EXERCISE DESCRIPTION> Set down the full listing exactly as given. Any pictures are to be left out.

■ ■ ■ ■

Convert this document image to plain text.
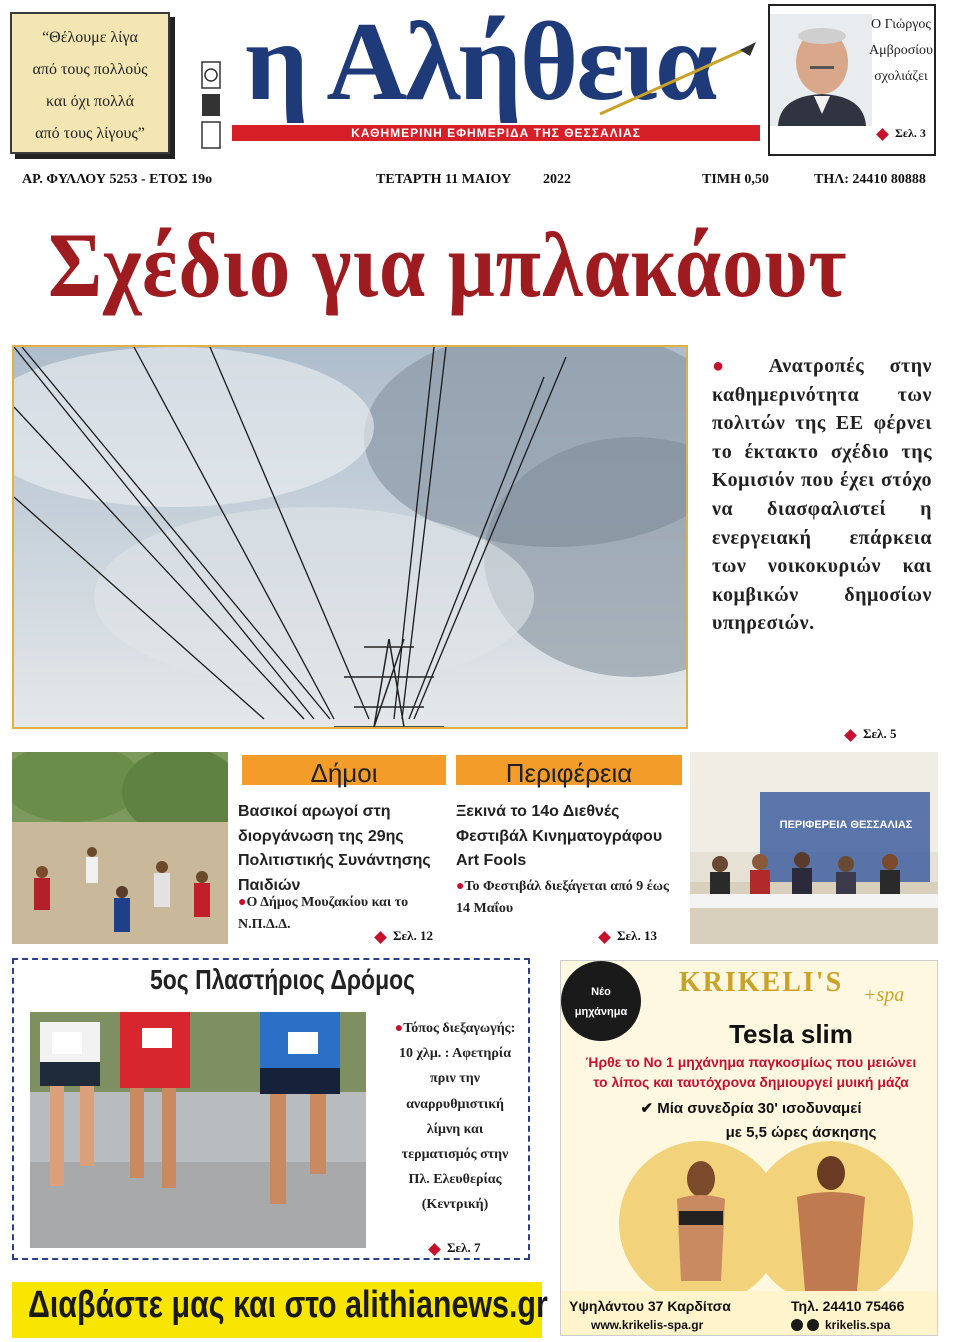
“Θέλουμε λίγα
από τους πολλούς
και όχι πολλά
από τους λίγους”
η Αλήθεια
ΚΑΘΗΜΕΡΙΝΗ ΕΦΗΜΕΡΙΔΑ ΤΗΣ ΘΕΣΣΑΛΙΑΣ
Ο Γιώργος
Αμβροσίου
σχολιάζει
Σελ. 3
ΑΡ. ΦΥΛΛΟΥ 5253 - ΕΤΟΣ 19ο	ΤΕΤΑΡΤΗ 11 ΜΑΙΟΥ 2022	ΤΙΜΗ 0,50	ΤΗΛ: 24410 80888
Σχέδιο για μπλακάουτ
● Ανατροπές στην καθημερινότητα των πολιτών της ΕΕ φέρνει το έκτακτο σχέδιο της Κομισιόν που έχει στόχο να διασφαλιστεί η ενεργειακή επάρκεια των νοικοκυριών και κομβικών δημοσίων υπηρεσιών.
Σελ. 5
Δήμοι
Βασικοί αρωγοί στη διοργάνωση της 29ης Πολιτιστικής Συνάντησης Παιδιών
●Ο Δήμος Μουζακίου και το Ν.Π.Δ.Δ.
Σελ. 12
Περιφέρεια
Ξεκινά το 14ο Διεθνές Φεστιβάλ Κινηματογράφου Art Fools
●Το Φεστιβάλ διεξάγεται από 9 έως 14 Μαΐου
Σελ. 13
ΠΕΡΙΦΕΡΕΙΑ ΘΕΣΣΑΛΙΑΣ
5ος Πλαστήριος Δρόμος
●Τόπος διεξαγωγής: 10 χλμ. : Αφετηρία πριν την αναρρυθμιστική λίμνη και τερματισμός στην Πλ. Ελευθερίας (Κεντρική)
Σελ. 7
Νέο
μηχάνημα
KRIKELI'S +spa
Tesla slim
Ήρθε το Νο 1 μηχάνημα παγκοσμίως που μειώνει
το λίπος και ταυτόχρονα δημιουργεί μυική μάζα
✔ Μία συνεδρία 30' ισοδυναμεί
με 5,5 ώρες άσκησης
Υψηλάντου 37 Καρδίτσα	Τηλ. 24410 75466
www.krikelis-spa.gr	krikelis.spa
Διαβάστε μας και στο alithianews.gr
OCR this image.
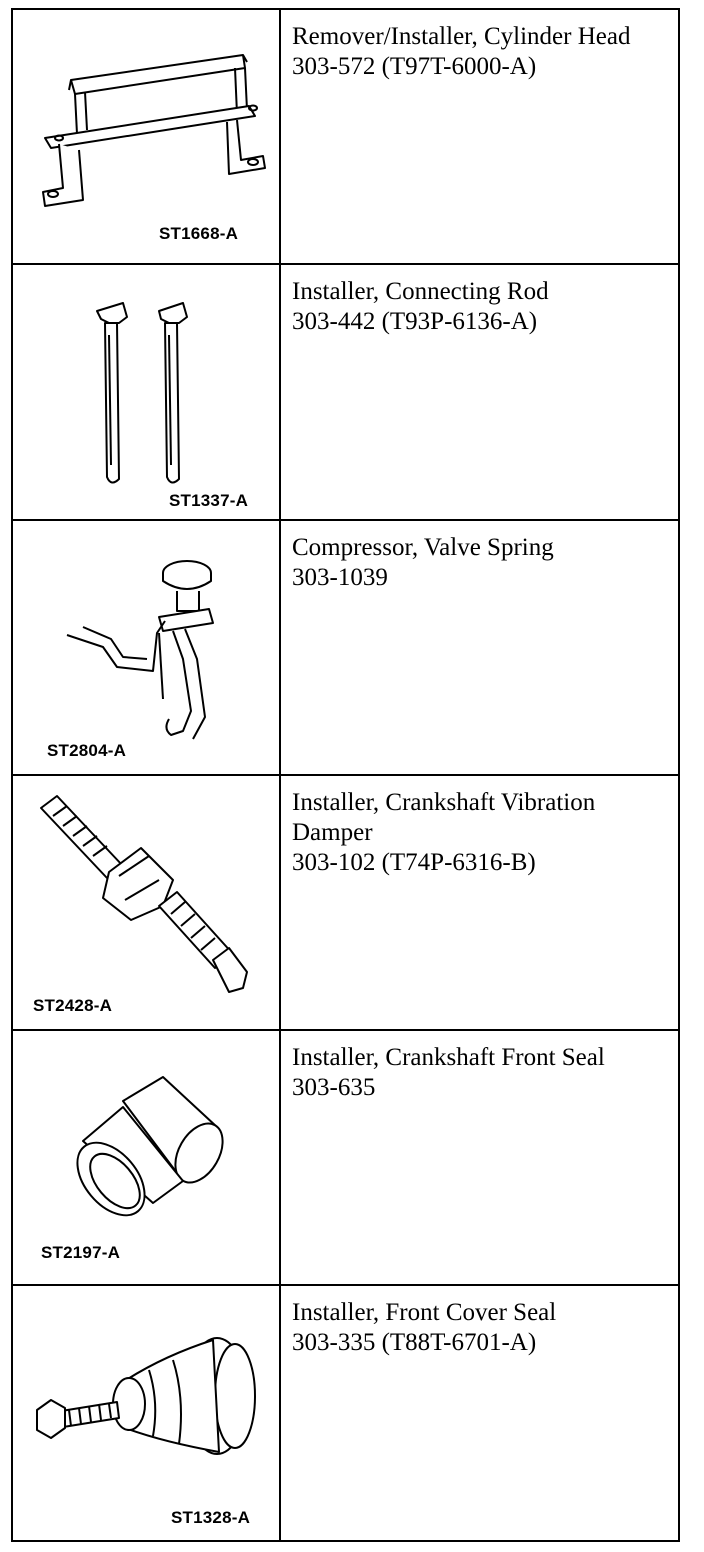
ST1668-A	Remover/Installer, Cylinder Head
303-572 (T97T-6000-A)

ST1337-A	Installer, Connecting Rod
303-442 (T93P-6136-A)

ST2804-A	Compressor, Valve Spring
303-1039

ST2428-A	Installer, Crankshaft Vibration Damper
303-102 (T74P-6316-B)

ST2197-A	Installer, Crankshaft Front Seal
303-635

ST1328-A	Installer, Front Cover Seal
303-335 (T88T-6701-A)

■ ■ ■ ■

REPLY>
Convert this document image to plain text.
“Θέλουμε λίγα
από τους πολλούς
και όχι πολλά
από τους λίγους”
η Αλήθεια
ΚΑΘΗΜΕΡΙΝΗ ΕΦΗΜΕΡΙΔΑ ΤΗΣ ΘΕΣΣΑΛΙΑΣ
Ο Γιώργος
Αμβροσίου
σχολιάζει
Σελ. 3
ΑΡ. ΦΥΛΛΟΥ 5253 - ΕΤΟΣ 19ο	ΤΕΤΑΡΤΗ 11 ΜΑΙΟΥ 2022	ΤΙΜΗ 0,50	ΤΗΛ: 24410 80888
Σχέδιο για μπλακάουτ
● Ανατροπές στην καθημερινότητα των πολιτών της ΕΕ φέρνει το έκτακτο σχέδιο της Κομισιόν που έχει στόχο να διασφαλιστεί η ενεργειακή επάρκεια των νοικοκυριών και κομβικών δημοσίων υπηρεσιών.
Σελ. 5
Δήμοι
Βασικοί αρωγοί στη διοργάνωση της 29ης Πολιτιστικής Συνάντησης Παιδιών
●Ο Δήμος Μουζακίου και το Ν.Π.Δ.Δ.
Σελ. 12
Περιφέρεια
Ξεκινά το 14ο Διεθνές Φεστιβάλ Κινηματογράφου Art Fools
●Το Φεστιβάλ διεξάγεται από 9 έως 14 Μαΐου
Σελ. 13
ΠΕΡΙΦΕΡΕΙΑ ΘΕΣΣΑΛΙΑΣ
5ος Πλαστήριος Δρόμος
●Τόπος διεξαγωγής: 10 χλμ. : Αφετηρία πριν την αναρρυθμιστική λίμνη και τερματισμός στην Πλ. Ελευθερίας (Κεντρική)
Σελ. 7
Νέο
μηχάνημα
KRIKELI'S +spa
Tesla slim
Ήρθε το Νο 1 μηχάνημα παγκοσμίως που μειώνει
το λίπος και ταυτόχρονα δημιουργεί μυική μάζα
✔ Μία συνεδρία 30' ισοδυναμεί
με 5,5 ώρες άσκησης
Υψηλάντου 37 Καρδίτσα	Τηλ. 24410 75466
www.krikelis-spa.gr	krikelis.spa
Διαβάστε μας και στο alithianews.gr
OCR this image.
ST1668-A	Remover/Installer, Cylinder Head
303-572 (T97T-6000-A)

ST1337-A	Installer, Connecting Rod
303-442 (T93P-6136-A)

ST2804-A	Compressor, Valve Spring
303-1039

ST2428-A	Installer, Crankshaft Vibration Damper
303-102 (T74P-6316-B)

ST2197-A	Installer, Crankshaft Front Seal
303-635

ST1328-A	Installer, Front Cover Seal
303-335 (T88T-6701-A)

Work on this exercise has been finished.